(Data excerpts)
########################################

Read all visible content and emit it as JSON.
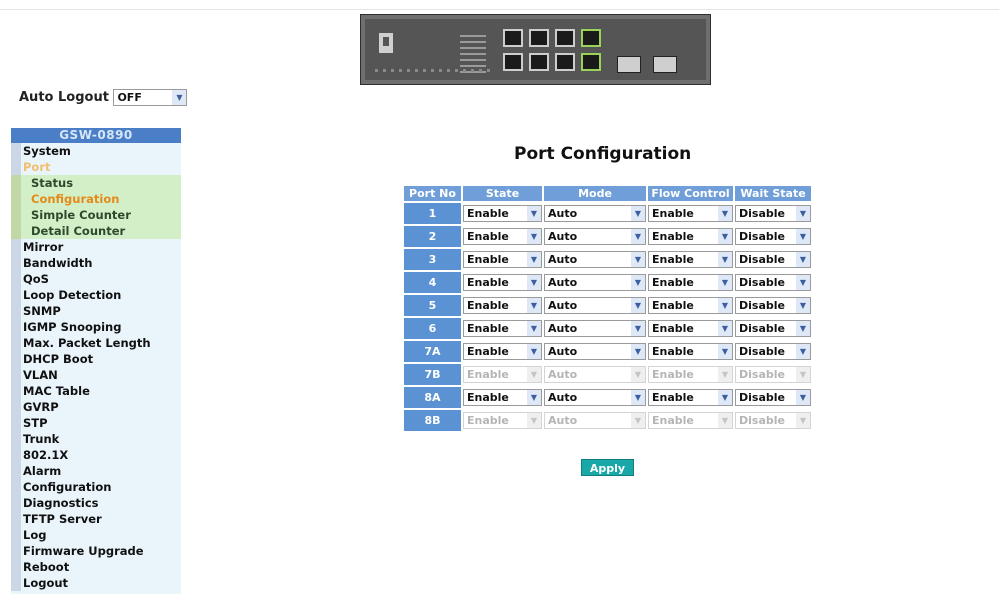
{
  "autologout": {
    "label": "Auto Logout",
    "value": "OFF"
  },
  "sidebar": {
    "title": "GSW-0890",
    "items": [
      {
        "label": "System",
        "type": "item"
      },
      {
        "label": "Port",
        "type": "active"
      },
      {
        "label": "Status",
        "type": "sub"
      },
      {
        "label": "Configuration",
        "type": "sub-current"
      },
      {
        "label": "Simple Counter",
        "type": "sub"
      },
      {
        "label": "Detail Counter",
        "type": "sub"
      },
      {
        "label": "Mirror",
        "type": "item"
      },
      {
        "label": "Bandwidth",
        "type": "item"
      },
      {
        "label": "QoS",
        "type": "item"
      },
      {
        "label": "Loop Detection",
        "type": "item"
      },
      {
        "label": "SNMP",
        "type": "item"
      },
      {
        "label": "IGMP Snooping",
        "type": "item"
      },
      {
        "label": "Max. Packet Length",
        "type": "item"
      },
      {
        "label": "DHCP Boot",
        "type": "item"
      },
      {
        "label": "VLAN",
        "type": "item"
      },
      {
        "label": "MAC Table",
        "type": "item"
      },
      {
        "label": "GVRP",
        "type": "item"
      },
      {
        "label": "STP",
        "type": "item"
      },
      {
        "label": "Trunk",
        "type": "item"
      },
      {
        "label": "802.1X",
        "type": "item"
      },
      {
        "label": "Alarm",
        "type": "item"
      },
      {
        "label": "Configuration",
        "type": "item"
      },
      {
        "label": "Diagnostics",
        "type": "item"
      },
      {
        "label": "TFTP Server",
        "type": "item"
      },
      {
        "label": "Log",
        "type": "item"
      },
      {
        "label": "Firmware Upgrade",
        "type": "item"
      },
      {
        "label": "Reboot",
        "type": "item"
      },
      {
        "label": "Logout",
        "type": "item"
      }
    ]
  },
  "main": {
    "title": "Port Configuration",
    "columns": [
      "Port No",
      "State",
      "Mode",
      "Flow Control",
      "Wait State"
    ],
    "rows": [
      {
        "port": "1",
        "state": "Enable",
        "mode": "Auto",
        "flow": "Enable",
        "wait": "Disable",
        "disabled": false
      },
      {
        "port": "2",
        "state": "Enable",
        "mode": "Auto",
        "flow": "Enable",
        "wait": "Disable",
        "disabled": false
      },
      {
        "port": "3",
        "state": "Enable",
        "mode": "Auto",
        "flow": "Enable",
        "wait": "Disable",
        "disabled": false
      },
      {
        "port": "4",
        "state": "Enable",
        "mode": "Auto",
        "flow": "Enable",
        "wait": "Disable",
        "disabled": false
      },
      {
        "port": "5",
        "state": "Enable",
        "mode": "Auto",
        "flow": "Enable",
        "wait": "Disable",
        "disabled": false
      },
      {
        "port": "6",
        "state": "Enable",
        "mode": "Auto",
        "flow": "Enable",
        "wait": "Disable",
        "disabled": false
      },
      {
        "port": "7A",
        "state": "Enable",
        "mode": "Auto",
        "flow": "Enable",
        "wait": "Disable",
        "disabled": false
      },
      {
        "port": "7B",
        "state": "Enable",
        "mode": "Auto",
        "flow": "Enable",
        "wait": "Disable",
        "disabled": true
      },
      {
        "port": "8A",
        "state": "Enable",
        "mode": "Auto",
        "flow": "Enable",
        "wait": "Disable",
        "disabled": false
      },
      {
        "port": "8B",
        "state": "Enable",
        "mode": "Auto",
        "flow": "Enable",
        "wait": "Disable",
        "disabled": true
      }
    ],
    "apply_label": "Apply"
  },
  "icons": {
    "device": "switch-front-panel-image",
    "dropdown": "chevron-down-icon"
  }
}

########################################

(Written problem) All of the material above is to be copied exactly, except for its images.

(Response)
Read all visible content and emit it as JSON.
{
  "autologout": {
    "label": "Auto Logout",
    "value": "OFF"
  },
  "sidebar": {
    "title": "GSW-0890",
    "items": [
      {
        "label": "System",
        "type": "item"
      },
      {
        "label": "Port",
        "type": "active"
      },
      {
        "label": "Status",
        "type": "sub"
      },
      {
        "label": "Configuration",
        "type": "sub-current"
      },
      {
        "label": "Simple Counter",
        "type": "sub"
      },
      {
        "label": "Detail Counter",
        "type": "sub"
      },
      {
        "label": "Mirror",
        "type": "item"
      },
      {
        "label": "Bandwidth",
        "type": "item"
      },
      {
        "label": "QoS",
        "type": "item"
      },
      {
        "label": "Loop Detection",
        "type": "item"
      },
      {
        "label": "SNMP",
        "type": "item"
      },
      {
        "label": "IGMP Snooping",
        "type": "item"
      },
      {
        "label": "Max. Packet Length",
        "type": "item"
      },
      {
        "label": "DHCP Boot",
        "type": "item"
      },
      {
        "label": "VLAN",
        "type": "item"
      },
      {
        "label": "MAC Table",
        "type": "item"
      },
      {
        "label": "GVRP",
        "type": "item"
      },
      {
        "label": "STP",
        "type": "item"
      },
      {
        "label": "Trunk",
        "type": "item"
      },
      {
        "label": "802.1X",
        "type": "item"
      },
      {
        "label": "Alarm",
        "type": "item"
      },
      {
        "label": "Configuration",
        "type": "item"
      },
      {
        "label": "Diagnostics",
        "type": "item"
      },
      {
        "label": "TFTP Server",
        "type": "item"
      },
      {
        "label": "Log",
        "type": "item"
      },
      {
        "label": "Firmware Upgrade",
        "type": "item"
      },
      {
        "label": "Reboot",
        "type": "item"
      },
      {
        "label": "Logout",
        "type": "item"
      }
    ]
  },
  "main": {
    "title": "Port Configuration",
    "columns": [
      "Port No",
      "State",
      "Mode",
      "Flow Control",
      "Wait State"
    ],
    "rows": [
      {
        "port": "1",
        "state": "Enable",
        "mode": "Auto",
        "flow": "Enable",
        "wait": "Disable",
        "disabled": false
      },
      {
        "port": "2",
        "state": "Enable",
        "mode": "Auto",
        "flow": "Enable",
        "wait": "Disable",
        "disabled": false
      },
      {
        "port": "3",
        "state": "Enable",
        "mode": "Auto",
        "flow": "Enable",
        "wait": "Disable",
        "disabled": false
      },
      {
        "port": "4",
        "state": "Enable",
        "mode": "Auto",
        "flow": "Enable",
        "wait": "Disable",
        "disabled": false
      },
      {
        "port": "5",
        "state": "Enable",
        "mode": "Auto",
        "flow": "Enable",
        "wait": "Disable",
        "disabled": false
      },
      {
        "port": "6",
        "state": "Enable",
        "mode": "Auto",
        "flow": "Enable",
        "wait": "Disable",
        "disabled": false
      },
      {
        "port": "7A",
        "state": "Enable",
        "mode": "Auto",
        "flow": "Enable",
        "wait": "Disable",
        "disabled": false
      },
      {
        "port": "7B",
        "state": "Enable",
        "mode": "Auto",
        "flow": "Enable",
        "wait": "Disable",
        "disabled": true
      },
      {
        "port": "8A",
        "state": "Enable",
        "mode": "Auto",
        "flow": "Enable",
        "wait": "Disable",
        "disabled": false
      },
      {
        "port": "8B",
        "state": "Enable",
        "mode": "Auto",
        "flow": "Enable",
        "wait": "Disable",
        "disabled": true
      }
    ],
    "apply_label": "Apply"
  },
  "icons": {
    "device": "switch-front-panel-image",
    "dropdown": "chevron-down-icon"
  }
}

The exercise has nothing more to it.